> _WHAT THE EXERCISE ASKS_:
Copy the data exactly; pictures stay out of the copy.

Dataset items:
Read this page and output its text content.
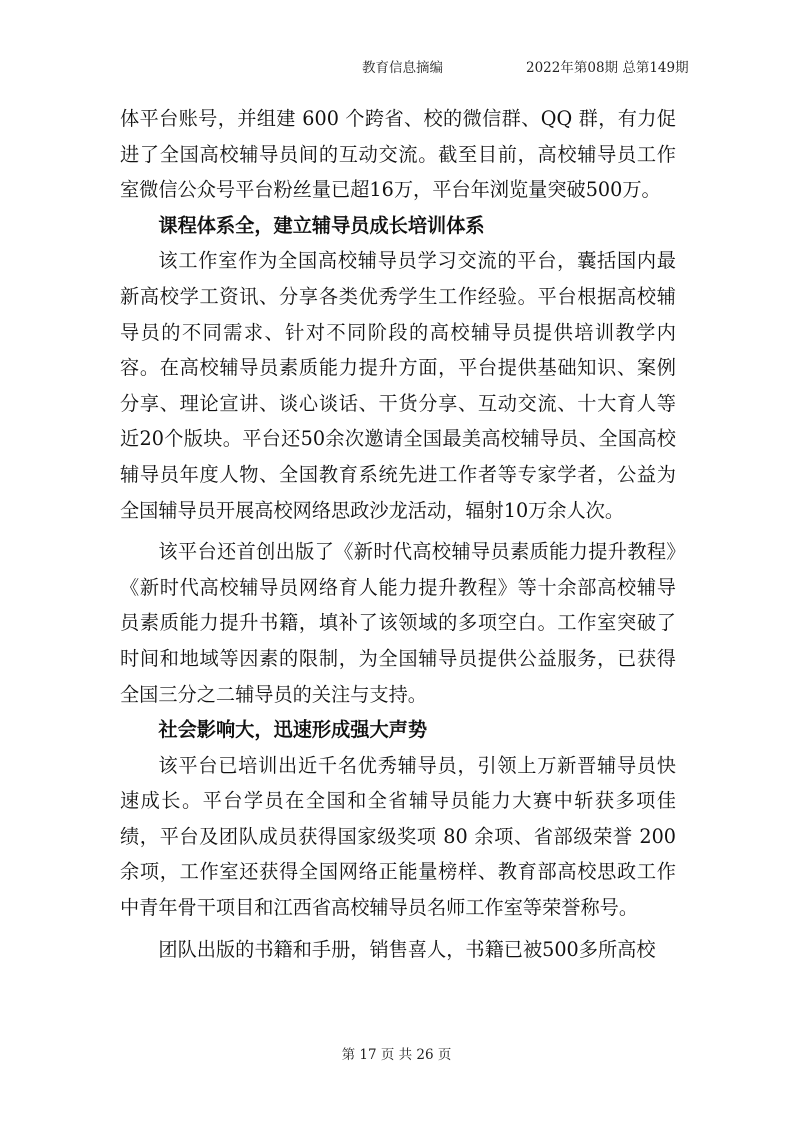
教育信息摘编	2022年第08期 总第149期

体平台账号，并组建 600 个跨省、校的微信群、QQ 群，有力促进了全国高校辅导员间的互动交流。截至目前，高校辅导员工作室微信公众号平台粉丝量已超16万，平台年浏览量突破500万。

课程体系全，建立辅导员成长培训体系

该工作室作为全国高校辅导员学习交流的平台，囊括国内最新高校学工资讯、分享各类优秀学生工作经验。平台根据高校辅导员的不同需求、针对不同阶段的高校辅导员提供培训教学内容。在高校辅导员素质能力提升方面，平台提供基础知识、案例分享、理论宣讲、谈心谈话、干货分享、互动交流、十大育人等近20个版块。平台还50余次邀请全国最美高校辅导员、全国高校辅导员年度人物、全国教育系统先进工作者等专家学者，公益为全国辅导员开展高校网络思政沙龙活动，辐射10万余人次。

该平台还首创出版了《新时代高校辅导员素质能力提升教程》《新时代高校辅导员网络育人能力提升教程》等十余部高校辅导员素质能力提升书籍，填补了该领域的多项空白。工作室突破了时间和地域等因素的限制，为全国辅导员提供公益服务，已获得全国三分之二辅导员的关注与支持。

社会影响大，迅速形成强大声势

该平台已培训出近千名优秀辅导员，引领上万新晋辅导员快速成长。平台学员在全国和全省辅导员能力大赛中斩获多项佳绩，平台及团队成员获得国家级奖项 80 余项、省部级荣誉 200 余项，工作室还获得全国网络正能量榜样、教育部高校思政工作中青年骨干项目和江西省高校辅导员名师工作室等荣誉称号。

团队出版的书籍和手册，销售喜人，书籍已被500多所高校

第 17 页 共 26 页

> _RESULT OF THE EXERCISE_:
Read this page and output its text content.
教育信息摘编	2022年第08期 总第149期

体平台账号，并组建 600 个跨省、校的微信群、QQ 群，有力促进了全国高校辅导员间的互动交流。截至目前，高校辅导员工作室微信公众号平台粉丝量已超16万，平台年浏览量突破500万。

课程体系全，建立辅导员成长培训体系

该工作室作为全国高校辅导员学习交流的平台，囊括国内最新高校学工资讯、分享各类优秀学生工作经验。平台根据高校辅导员的不同需求、针对不同阶段的高校辅导员提供培训教学内容。在高校辅导员素质能力提升方面，平台提供基础知识、案例分享、理论宣讲、谈心谈话、干货分享、互动交流、十大育人等近20个版块。平台还50余次邀请全国最美高校辅导员、全国高校辅导员年度人物、全国教育系统先进工作者等专家学者，公益为全国辅导员开展高校网络思政沙龙活动，辐射10万余人次。

该平台还首创出版了《新时代高校辅导员素质能力提升教程》《新时代高校辅导员网络育人能力提升教程》等十余部高校辅导员素质能力提升书籍，填补了该领域的多项空白。工作室突破了时间和地域等因素的限制，为全国辅导员提供公益服务，已获得全国三分之二辅导员的关注与支持。

社会影响大，迅速形成强大声势

该平台已培训出近千名优秀辅导员，引领上万新晋辅导员快速成长。平台学员在全国和全省辅导员能力大赛中斩获多项佳绩，平台及团队成员获得国家级奖项 80 余项、省部级荣誉 200 余项，工作室还获得全国网络正能量榜样、教育部高校思政工作中青年骨干项目和江西省高校辅导员名师工作室等荣誉称号。

团队出版的书籍和手册，销售喜人，书籍已被500多所高校

第 17 页 共 26 页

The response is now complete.